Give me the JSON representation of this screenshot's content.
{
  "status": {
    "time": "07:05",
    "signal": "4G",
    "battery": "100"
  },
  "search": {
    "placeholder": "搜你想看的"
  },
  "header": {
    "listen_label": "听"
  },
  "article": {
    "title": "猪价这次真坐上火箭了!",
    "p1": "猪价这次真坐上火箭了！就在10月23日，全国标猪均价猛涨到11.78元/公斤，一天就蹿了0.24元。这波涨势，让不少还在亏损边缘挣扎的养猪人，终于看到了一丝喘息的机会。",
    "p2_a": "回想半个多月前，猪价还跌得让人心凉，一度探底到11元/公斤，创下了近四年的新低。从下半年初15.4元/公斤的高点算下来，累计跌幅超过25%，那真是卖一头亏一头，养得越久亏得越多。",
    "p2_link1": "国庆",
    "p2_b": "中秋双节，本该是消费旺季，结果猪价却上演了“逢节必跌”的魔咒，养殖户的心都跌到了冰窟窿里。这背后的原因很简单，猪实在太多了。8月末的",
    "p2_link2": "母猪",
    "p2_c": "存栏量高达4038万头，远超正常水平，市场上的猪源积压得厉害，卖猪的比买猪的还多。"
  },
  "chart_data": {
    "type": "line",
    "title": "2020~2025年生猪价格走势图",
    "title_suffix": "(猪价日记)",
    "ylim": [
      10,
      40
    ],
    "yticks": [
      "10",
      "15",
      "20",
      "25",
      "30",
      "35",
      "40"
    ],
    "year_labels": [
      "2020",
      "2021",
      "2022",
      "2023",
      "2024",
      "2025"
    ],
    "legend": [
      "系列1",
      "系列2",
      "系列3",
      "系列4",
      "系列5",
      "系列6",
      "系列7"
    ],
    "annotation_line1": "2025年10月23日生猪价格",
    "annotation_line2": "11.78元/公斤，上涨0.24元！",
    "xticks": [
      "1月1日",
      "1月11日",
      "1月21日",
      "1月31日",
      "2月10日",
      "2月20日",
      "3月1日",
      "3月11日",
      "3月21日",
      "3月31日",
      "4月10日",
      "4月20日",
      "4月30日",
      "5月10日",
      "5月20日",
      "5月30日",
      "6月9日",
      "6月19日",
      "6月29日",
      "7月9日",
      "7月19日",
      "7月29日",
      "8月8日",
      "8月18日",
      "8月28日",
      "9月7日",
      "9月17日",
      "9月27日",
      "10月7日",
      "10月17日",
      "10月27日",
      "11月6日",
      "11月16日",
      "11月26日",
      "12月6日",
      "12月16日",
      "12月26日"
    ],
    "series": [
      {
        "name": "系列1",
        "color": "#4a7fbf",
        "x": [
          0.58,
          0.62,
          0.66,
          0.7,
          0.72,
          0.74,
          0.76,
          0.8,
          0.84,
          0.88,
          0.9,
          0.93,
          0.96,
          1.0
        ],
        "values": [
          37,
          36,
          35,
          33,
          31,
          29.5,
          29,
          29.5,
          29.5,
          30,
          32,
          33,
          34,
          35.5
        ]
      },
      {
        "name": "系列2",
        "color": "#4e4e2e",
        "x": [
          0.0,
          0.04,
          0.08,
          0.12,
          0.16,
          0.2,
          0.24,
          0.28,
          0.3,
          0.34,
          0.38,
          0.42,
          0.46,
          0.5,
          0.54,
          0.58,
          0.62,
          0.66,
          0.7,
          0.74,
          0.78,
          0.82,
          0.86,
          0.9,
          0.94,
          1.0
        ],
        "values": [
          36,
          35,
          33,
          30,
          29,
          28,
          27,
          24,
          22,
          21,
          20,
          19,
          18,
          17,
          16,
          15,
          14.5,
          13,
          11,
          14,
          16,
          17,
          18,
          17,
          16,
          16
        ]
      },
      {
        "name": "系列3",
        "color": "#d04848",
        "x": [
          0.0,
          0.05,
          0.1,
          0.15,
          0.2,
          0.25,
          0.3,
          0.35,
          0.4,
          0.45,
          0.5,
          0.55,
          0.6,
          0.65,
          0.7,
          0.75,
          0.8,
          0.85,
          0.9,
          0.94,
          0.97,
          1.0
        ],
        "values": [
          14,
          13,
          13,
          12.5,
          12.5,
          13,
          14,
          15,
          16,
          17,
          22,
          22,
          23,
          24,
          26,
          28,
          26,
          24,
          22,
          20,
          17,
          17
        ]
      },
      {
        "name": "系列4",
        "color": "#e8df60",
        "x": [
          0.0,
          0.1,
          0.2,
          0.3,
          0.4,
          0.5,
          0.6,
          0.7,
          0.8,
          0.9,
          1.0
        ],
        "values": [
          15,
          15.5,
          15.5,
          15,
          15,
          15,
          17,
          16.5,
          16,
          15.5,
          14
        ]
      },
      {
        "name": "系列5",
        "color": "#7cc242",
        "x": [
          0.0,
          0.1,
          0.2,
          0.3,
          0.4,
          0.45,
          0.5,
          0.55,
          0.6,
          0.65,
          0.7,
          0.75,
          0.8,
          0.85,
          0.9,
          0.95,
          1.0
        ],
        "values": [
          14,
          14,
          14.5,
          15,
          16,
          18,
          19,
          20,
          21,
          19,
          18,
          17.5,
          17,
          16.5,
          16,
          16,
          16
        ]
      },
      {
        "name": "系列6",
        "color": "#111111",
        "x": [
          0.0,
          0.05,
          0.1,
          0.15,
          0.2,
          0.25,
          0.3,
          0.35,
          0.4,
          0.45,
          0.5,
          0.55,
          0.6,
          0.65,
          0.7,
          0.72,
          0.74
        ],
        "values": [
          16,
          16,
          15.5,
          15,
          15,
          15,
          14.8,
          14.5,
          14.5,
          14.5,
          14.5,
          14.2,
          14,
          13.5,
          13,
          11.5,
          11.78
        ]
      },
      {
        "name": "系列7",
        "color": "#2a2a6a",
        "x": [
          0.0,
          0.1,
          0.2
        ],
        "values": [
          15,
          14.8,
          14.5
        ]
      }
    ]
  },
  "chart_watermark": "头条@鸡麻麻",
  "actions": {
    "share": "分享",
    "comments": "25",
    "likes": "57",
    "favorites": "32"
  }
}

..............................

* **Task requirements**: Above are some records. Print them all exactly.

* **Result of this task**:
Give me the JSON representation of this screenshot's content.
{
  "status": {
    "time": "07:05",
    "signal": "4G",
    "battery": "100"
  },
  "search": {
    "placeholder": "搜你想看的"
  },
  "header": {
    "listen_label": "听"
  },
  "article": {
    "title": "猪价这次真坐上火箭了!",
    "p1": "猪价这次真坐上火箭了！就在10月23日，全国标猪均价猛涨到11.78元/公斤，一天就蹿了0.24元。这波涨势，让不少还在亏损边缘挣扎的养猪人，终于看到了一丝喘息的机会。",
    "p2_a": "回想半个多月前，猪价还跌得让人心凉，一度探底到11元/公斤，创下了近四年的新低。从下半年初15.4元/公斤的高点算下来，累计跌幅超过25%，那真是卖一头亏一头，养得越久亏得越多。",
    "p2_link1": "国庆",
    "p2_b": "中秋双节，本该是消费旺季，结果猪价却上演了“逢节必跌”的魔咒，养殖户的心都跌到了冰窟窿里。这背后的原因很简单，猪实在太多了。8月末的",
    "p2_link2": "母猪",
    "p2_c": "存栏量高达4038万头，远超正常水平，市场上的猪源积压得厉害，卖猪的比买猪的还多。"
  },
  "chart_data": {
    "type": "line",
    "title": "2020~2025年生猪价格走势图",
    "title_suffix": "(猪价日记)",
    "ylim": [
      10,
      40
    ],
    "yticks": [
      "10",
      "15",
      "20",
      "25",
      "30",
      "35",
      "40"
    ],
    "year_labels": [
      "2020",
      "2021",
      "2022",
      "2023",
      "2024",
      "2025"
    ],
    "legend": [
      "系列1",
      "系列2",
      "系列3",
      "系列4",
      "系列5",
      "系列6",
      "系列7"
    ],
    "annotation_line1": "2025年10月23日生猪价格",
    "annotation_line2": "11.78元/公斤，上涨0.24元！",
    "xticks": [
      "1月1日",
      "1月11日",
      "1月21日",
      "1月31日",
      "2月10日",
      "2月20日",
      "3月1日",
      "3月11日",
      "3月21日",
      "3月31日",
      "4月10日",
      "4月20日",
      "4月30日",
      "5月10日",
      "5月20日",
      "5月30日",
      "6月9日",
      "6月19日",
      "6月29日",
      "7月9日",
      "7月19日",
      "7月29日",
      "8月8日",
      "8月18日",
      "8月28日",
      "9月7日",
      "9月17日",
      "9月27日",
      "10月7日",
      "10月17日",
      "10月27日",
      "11月6日",
      "11月16日",
      "11月26日",
      "12月6日",
      "12月16日",
      "12月26日"
    ],
    "series": [
      {
        "name": "系列1",
        "color": "#4a7fbf",
        "x": [
          0.58,
          0.62,
          0.66,
          0.7,
          0.72,
          0.74,
          0.76,
          0.8,
          0.84,
          0.88,
          0.9,
          0.93,
          0.96,
          1.0
        ],
        "values": [
          37,
          36,
          35,
          33,
          31,
          29.5,
          29,
          29.5,
          29.5,
          30,
          32,
          33,
          34,
          35.5
        ]
      },
      {
        "name": "系列2",
        "color": "#4e4e2e",
        "x": [
          0.0,
          0.04,
          0.08,
          0.12,
          0.16,
          0.2,
          0.24,
          0.28,
          0.3,
          0.34,
          0.38,
          0.42,
          0.46,
          0.5,
          0.54,
          0.58,
          0.62,
          0.66,
          0.7,
          0.74,
          0.78,
          0.82,
          0.86,
          0.9,
          0.94,
          1.0
        ],
        "values": [
          36,
          35,
          33,
          30,
          29,
          28,
          27,
          24,
          22,
          21,
          20,
          19,
          18,
          17,
          16,
          15,
          14.5,
          13,
          11,
          14,
          16,
          17,
          18,
          17,
          16,
          16
        ]
      },
      {
        "name": "系列3",
        "color": "#d04848",
        "x": [
          0.0,
          0.05,
          0.1,
          0.15,
          0.2,
          0.25,
          0.3,
          0.35,
          0.4,
          0.45,
          0.5,
          0.55,
          0.6,
          0.65,
          0.7,
          0.75,
          0.8,
          0.85,
          0.9,
          0.94,
          0.97,
          1.0
        ],
        "values": [
          14,
          13,
          13,
          12.5,
          12.5,
          13,
          14,
          15,
          16,
          17,
          22,
          22,
          23,
          24,
          26,
          28,
          26,
          24,
          22,
          20,
          17,
          17
        ]
      },
      {
        "name": "系列4",
        "color": "#e8df60",
        "x": [
          0.0,
          0.1,
          0.2,
          0.3,
          0.4,
          0.5,
          0.6,
          0.7,
          0.8,
          0.9,
          1.0
        ],
        "values": [
          15,
          15.5,
          15.5,
          15,
          15,
          15,
          17,
          16.5,
          16,
          15.5,
          14
        ]
      },
      {
        "name": "系列5",
        "color": "#7cc242",
        "x": [
          0.0,
          0.1,
          0.2,
          0.3,
          0.4,
          0.45,
          0.5,
          0.55,
          0.6,
          0.65,
          0.7,
          0.75,
          0.8,
          0.85,
          0.9,
          0.95,
          1.0
        ],
        "values": [
          14,
          14,
          14.5,
          15,
          16,
          18,
          19,
          20,
          21,
          19,
          18,
          17.5,
          17,
          16.5,
          16,
          16,
          16
        ]
      },
      {
        "name": "系列6",
        "color": "#111111",
        "x": [
          0.0,
          0.05,
          0.1,
          0.15,
          0.2,
          0.25,
          0.3,
          0.35,
          0.4,
          0.45,
          0.5,
          0.55,
          0.6,
          0.65,
          0.7,
          0.72,
          0.74
        ],
        "values": [
          16,
          16,
          15.5,
          15,
          15,
          15,
          14.8,
          14.5,
          14.5,
          14.5,
          14.5,
          14.2,
          14,
          13.5,
          13,
          11.5,
          11.78
        ]
      },
      {
        "name": "系列7",
        "color": "#2a2a6a",
        "x": [
          0.0,
          0.1,
          0.2
        ],
        "values": [
          15,
          14.8,
          14.5
        ]
      }
    ]
  },
  "chart_watermark": "头条@鸡麻麻",
  "actions": {
    "share": "分享",
    "comments": "25",
    "likes": "57",
    "favorites": "32"
  }
}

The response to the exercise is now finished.